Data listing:
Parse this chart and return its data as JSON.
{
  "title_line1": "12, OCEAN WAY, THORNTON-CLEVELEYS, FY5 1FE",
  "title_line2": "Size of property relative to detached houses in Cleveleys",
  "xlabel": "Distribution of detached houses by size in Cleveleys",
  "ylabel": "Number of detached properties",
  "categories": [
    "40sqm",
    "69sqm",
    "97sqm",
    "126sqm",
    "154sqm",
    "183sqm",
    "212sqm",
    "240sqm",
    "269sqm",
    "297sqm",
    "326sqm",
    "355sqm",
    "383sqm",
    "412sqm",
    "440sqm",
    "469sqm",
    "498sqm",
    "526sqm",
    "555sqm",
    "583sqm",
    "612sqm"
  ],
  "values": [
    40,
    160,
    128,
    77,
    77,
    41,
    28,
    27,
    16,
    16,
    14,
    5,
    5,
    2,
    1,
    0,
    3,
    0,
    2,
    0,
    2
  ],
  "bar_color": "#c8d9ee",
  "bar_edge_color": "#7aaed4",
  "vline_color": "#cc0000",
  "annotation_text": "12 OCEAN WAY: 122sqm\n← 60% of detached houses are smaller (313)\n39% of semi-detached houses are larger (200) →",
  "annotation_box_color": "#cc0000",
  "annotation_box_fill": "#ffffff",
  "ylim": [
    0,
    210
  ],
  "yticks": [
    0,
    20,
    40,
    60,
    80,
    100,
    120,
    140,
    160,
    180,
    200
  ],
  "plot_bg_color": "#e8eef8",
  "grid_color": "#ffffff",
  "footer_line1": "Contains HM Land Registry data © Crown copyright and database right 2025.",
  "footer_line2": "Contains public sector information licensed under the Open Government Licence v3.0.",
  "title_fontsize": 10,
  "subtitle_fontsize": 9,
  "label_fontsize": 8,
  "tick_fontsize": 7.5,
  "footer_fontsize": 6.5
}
--
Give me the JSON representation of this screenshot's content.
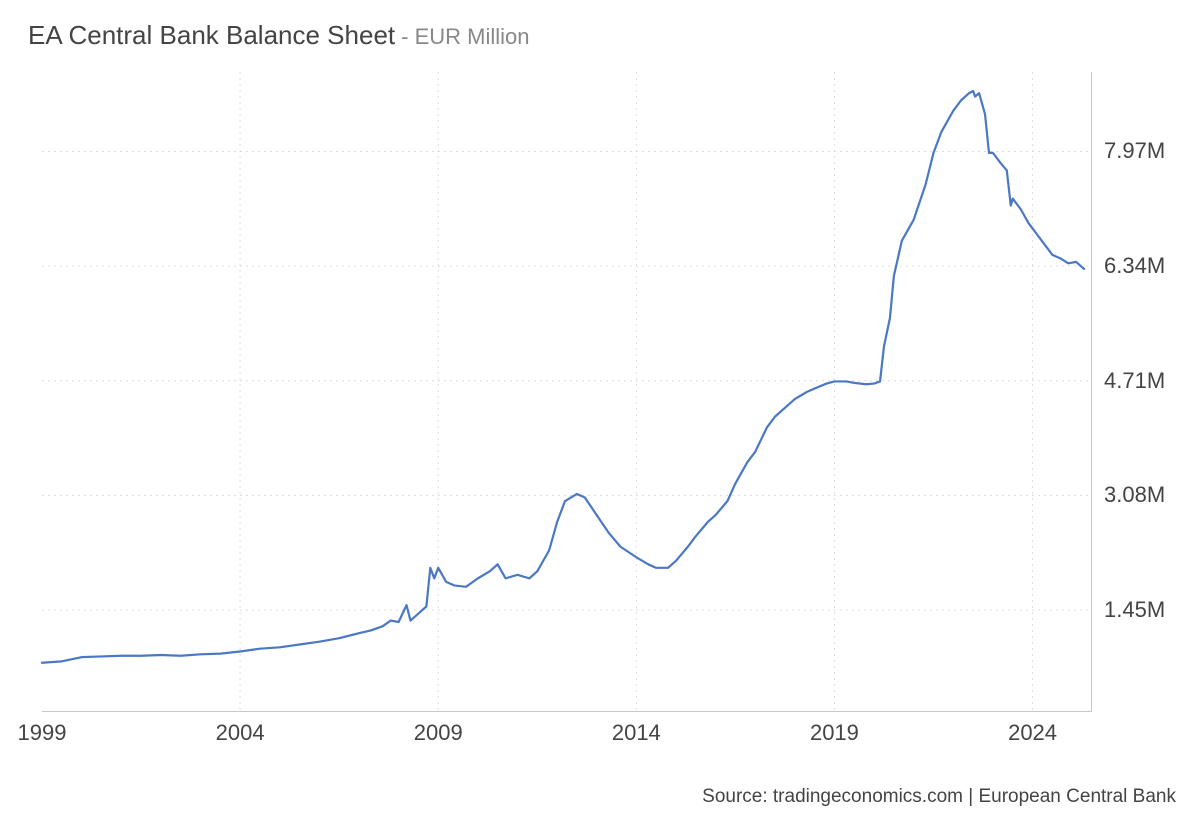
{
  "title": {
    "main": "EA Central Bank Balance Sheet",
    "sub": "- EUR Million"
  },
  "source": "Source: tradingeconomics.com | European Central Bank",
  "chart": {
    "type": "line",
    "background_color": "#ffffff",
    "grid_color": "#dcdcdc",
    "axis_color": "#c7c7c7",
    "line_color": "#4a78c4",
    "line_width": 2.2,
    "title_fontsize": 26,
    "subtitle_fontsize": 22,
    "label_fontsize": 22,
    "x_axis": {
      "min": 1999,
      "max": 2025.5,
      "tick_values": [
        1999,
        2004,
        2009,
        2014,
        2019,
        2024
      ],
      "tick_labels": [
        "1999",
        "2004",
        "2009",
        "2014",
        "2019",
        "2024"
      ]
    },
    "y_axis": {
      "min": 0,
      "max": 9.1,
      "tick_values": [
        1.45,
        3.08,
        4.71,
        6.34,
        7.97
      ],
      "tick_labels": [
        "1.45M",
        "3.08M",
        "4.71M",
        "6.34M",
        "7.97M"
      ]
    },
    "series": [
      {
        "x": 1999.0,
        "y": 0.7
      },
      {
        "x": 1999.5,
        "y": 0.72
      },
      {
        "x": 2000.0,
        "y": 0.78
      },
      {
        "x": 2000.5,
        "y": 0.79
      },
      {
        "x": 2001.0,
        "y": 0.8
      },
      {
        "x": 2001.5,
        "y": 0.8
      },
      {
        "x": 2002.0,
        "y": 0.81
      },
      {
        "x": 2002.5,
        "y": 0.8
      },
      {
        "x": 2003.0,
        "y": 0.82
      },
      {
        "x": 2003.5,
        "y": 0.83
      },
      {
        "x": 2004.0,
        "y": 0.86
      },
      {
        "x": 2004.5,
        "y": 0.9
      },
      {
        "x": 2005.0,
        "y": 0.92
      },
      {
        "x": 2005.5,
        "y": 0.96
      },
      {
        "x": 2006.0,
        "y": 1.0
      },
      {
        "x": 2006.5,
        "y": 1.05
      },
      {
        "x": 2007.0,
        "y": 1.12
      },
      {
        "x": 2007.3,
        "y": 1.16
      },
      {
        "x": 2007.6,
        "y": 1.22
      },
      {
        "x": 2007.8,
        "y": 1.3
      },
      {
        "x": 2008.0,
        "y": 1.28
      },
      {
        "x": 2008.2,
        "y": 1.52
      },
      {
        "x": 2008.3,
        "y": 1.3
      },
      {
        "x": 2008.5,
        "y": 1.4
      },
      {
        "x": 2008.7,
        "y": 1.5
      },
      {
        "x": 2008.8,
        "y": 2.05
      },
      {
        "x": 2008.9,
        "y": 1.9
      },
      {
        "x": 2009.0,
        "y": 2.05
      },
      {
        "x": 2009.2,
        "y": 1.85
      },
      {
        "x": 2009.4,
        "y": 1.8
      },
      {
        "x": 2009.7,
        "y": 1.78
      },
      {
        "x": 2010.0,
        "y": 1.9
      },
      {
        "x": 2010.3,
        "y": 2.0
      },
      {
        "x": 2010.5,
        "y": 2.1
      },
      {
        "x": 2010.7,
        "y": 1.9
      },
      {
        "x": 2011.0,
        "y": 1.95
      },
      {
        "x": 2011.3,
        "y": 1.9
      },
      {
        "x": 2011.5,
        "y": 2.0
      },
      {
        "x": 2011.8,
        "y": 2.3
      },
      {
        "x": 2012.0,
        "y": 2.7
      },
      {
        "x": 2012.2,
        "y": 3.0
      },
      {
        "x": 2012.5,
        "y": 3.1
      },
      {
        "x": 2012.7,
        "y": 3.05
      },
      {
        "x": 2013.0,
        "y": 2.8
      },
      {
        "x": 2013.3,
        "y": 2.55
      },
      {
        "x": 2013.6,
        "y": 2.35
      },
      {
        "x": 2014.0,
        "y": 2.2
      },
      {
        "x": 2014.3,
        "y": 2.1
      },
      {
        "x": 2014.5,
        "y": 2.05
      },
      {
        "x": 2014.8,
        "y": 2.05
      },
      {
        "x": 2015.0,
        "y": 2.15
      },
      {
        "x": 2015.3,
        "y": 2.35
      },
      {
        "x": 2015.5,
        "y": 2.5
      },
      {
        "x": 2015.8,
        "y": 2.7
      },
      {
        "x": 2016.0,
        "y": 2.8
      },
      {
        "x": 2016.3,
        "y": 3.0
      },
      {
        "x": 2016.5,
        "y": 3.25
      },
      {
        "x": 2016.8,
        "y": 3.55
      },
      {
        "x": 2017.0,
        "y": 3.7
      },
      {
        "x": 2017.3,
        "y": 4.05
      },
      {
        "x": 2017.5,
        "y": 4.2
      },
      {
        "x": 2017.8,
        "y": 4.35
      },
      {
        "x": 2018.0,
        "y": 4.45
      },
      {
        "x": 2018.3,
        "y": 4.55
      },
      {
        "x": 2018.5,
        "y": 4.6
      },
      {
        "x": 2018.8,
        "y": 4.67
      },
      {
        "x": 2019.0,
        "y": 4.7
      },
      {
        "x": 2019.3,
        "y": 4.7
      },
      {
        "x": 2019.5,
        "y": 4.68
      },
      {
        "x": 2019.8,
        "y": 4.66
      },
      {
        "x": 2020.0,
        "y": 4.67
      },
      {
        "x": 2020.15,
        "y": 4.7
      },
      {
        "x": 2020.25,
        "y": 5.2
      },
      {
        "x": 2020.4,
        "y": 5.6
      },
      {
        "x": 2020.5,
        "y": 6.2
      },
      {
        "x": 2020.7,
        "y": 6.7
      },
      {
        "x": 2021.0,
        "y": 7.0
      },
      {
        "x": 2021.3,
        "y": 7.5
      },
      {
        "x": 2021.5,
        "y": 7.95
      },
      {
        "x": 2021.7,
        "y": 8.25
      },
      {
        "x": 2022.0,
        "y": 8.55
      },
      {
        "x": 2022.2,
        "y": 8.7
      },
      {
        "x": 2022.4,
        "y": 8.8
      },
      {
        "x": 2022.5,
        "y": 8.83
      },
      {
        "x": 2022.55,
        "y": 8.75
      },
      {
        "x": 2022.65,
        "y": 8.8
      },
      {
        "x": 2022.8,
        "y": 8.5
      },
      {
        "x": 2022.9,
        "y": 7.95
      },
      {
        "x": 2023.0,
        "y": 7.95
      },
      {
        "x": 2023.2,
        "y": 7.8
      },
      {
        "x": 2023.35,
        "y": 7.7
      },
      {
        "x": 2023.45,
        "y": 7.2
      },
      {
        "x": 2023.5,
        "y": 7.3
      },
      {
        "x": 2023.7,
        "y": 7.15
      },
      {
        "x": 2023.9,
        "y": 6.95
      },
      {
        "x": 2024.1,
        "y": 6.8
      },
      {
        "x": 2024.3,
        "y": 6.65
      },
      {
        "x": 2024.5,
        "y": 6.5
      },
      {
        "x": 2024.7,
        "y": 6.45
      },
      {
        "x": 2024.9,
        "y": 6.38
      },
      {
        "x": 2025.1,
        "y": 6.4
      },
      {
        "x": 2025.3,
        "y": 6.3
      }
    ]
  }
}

### Requirement
Only the count is wanted: report how many lines of the material above hold the word "chart".

### Result
2